**Data lines**.
══════════════════════════════

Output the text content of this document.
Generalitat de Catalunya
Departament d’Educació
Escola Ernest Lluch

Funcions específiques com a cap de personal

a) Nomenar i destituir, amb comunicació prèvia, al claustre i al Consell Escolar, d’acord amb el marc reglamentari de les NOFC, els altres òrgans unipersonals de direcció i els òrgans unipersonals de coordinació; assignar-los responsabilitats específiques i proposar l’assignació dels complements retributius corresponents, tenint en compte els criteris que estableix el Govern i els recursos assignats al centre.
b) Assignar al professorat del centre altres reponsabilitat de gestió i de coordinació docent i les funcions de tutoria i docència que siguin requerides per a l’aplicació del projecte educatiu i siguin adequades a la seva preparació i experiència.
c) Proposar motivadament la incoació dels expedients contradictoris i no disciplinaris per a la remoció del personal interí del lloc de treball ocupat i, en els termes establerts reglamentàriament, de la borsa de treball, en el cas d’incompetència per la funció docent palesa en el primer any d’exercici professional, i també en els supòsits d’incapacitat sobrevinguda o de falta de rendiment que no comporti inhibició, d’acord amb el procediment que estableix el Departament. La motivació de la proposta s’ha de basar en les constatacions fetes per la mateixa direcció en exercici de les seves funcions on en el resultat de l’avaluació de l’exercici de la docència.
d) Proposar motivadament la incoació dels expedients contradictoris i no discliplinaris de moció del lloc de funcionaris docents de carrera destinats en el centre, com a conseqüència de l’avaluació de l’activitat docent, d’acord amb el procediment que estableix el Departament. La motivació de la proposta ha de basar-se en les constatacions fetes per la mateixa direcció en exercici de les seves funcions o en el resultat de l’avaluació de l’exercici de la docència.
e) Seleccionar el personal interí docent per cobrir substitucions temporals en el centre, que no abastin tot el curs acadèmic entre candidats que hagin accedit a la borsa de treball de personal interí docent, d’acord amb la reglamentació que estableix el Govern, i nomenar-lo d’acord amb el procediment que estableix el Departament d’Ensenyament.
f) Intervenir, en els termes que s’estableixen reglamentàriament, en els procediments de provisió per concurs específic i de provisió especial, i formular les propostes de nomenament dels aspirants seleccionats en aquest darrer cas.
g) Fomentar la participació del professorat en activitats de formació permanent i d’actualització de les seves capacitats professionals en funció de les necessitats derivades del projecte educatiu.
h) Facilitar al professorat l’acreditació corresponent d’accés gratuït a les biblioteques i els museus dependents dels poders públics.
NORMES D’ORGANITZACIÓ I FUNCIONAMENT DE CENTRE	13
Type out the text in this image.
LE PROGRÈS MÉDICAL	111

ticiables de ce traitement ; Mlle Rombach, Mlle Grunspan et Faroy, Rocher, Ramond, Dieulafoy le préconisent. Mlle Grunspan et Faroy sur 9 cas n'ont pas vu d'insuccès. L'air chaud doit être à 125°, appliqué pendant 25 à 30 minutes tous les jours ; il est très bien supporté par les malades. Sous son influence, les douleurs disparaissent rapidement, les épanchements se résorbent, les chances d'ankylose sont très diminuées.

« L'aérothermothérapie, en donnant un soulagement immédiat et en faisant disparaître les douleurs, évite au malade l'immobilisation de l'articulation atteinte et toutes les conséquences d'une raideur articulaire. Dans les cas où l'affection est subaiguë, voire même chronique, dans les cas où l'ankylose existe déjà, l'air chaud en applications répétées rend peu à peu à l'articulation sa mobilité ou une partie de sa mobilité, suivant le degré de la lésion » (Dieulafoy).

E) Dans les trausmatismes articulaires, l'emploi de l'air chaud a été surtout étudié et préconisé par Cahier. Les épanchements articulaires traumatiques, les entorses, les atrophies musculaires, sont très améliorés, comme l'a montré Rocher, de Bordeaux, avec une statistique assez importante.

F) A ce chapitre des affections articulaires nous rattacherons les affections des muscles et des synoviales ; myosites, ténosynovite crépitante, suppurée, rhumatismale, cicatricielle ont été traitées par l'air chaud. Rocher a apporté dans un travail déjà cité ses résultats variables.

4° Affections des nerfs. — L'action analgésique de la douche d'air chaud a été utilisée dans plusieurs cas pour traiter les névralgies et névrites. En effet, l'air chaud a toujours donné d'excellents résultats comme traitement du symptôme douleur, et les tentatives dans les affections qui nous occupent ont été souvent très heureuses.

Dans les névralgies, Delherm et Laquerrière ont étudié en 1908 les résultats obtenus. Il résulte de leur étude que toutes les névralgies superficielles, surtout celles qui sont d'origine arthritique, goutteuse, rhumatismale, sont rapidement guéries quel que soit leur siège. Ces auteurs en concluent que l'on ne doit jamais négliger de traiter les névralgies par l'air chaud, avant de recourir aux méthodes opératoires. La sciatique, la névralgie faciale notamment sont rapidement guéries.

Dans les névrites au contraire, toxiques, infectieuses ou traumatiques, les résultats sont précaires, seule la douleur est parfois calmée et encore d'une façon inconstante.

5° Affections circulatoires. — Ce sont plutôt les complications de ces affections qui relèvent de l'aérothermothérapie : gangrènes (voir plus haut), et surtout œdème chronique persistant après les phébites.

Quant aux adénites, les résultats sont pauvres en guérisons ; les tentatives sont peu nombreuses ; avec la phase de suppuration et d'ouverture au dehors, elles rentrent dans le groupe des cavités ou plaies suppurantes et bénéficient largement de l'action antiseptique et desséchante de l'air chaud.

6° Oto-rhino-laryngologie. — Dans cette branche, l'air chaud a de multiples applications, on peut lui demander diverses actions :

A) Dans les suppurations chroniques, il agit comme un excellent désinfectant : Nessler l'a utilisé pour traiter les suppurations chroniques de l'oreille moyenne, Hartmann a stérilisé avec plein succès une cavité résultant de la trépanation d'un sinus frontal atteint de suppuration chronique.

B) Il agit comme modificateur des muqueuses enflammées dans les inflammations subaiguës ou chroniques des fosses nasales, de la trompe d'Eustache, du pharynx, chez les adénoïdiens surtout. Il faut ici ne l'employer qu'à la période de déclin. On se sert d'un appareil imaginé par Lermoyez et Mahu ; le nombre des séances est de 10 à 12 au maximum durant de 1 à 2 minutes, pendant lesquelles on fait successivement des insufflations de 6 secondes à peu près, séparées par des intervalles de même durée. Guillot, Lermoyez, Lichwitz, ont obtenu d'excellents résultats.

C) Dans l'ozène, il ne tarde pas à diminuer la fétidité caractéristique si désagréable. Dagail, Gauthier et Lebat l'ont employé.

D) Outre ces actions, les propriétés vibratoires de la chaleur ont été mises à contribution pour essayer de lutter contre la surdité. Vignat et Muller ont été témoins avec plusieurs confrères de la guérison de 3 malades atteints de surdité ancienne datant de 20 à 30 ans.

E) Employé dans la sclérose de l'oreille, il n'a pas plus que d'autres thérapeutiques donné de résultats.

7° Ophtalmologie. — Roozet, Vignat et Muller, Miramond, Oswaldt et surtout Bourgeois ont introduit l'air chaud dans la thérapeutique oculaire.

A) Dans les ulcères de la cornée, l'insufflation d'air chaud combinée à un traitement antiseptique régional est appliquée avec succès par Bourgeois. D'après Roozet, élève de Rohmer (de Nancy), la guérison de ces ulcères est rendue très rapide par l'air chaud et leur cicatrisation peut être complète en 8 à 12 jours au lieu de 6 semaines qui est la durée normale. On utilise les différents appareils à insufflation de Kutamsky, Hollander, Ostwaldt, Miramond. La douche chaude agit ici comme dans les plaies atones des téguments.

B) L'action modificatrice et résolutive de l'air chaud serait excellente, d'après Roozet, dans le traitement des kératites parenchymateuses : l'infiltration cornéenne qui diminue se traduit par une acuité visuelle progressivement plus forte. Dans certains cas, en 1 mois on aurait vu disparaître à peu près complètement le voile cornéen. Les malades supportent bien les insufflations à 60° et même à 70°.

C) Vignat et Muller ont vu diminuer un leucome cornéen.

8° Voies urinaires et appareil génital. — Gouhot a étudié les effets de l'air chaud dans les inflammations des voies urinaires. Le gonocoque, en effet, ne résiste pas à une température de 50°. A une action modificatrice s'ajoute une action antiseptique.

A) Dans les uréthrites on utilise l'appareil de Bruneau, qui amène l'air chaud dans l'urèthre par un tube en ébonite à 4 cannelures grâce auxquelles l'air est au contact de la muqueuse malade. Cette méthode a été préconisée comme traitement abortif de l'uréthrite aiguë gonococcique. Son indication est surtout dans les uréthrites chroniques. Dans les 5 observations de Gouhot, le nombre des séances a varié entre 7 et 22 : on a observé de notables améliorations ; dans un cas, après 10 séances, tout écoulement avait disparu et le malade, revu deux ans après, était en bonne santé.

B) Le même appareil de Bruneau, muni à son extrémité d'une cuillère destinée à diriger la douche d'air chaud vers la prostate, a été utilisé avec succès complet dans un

══════════════════════════════

**Goal**.
Copy every line above that includes the string "pendant".

**Written solution**.
ticiables de ce traitement ; Mlle Rombach, Mlle Grunspan et Faroy, Rocher, Ramond, Dieulafoy le préconisent. Mlle Grunspan et Faroy sur 9 cas n'ont pas vu d'insuccès. L'air chaud doit être à 125°, appliqué pendant 25 à 30 minutes tous les jours ; il est très bien supporté par les malades. Sous son influence, les douleurs disparaissent rapidement, les épanchements se résorbent, les chances d'ankylose sont très diminuées.
B) Il agit comme modificateur des muqueuses enflammées dans les inflammations subaiguës ou chroniques des fosses nasales, de la trompe d'Eustache, du pharynx, chez les adénoïdiens surtout. Il faut ici ne l'employer qu'à la période de déclin. On se sert d'un appareil imaginé par Lermoyez et Mahu ; le nombre des séances est de 10 à 12 au maximum durant de 1 à 2 minutes, pendant lesquelles on fait successivement des insufflations de 6 secondes à peu près, séparées par des intervalles de même durée. Guillot, Lermoyez, Lichwitz, ont obtenu d'excellents résultats.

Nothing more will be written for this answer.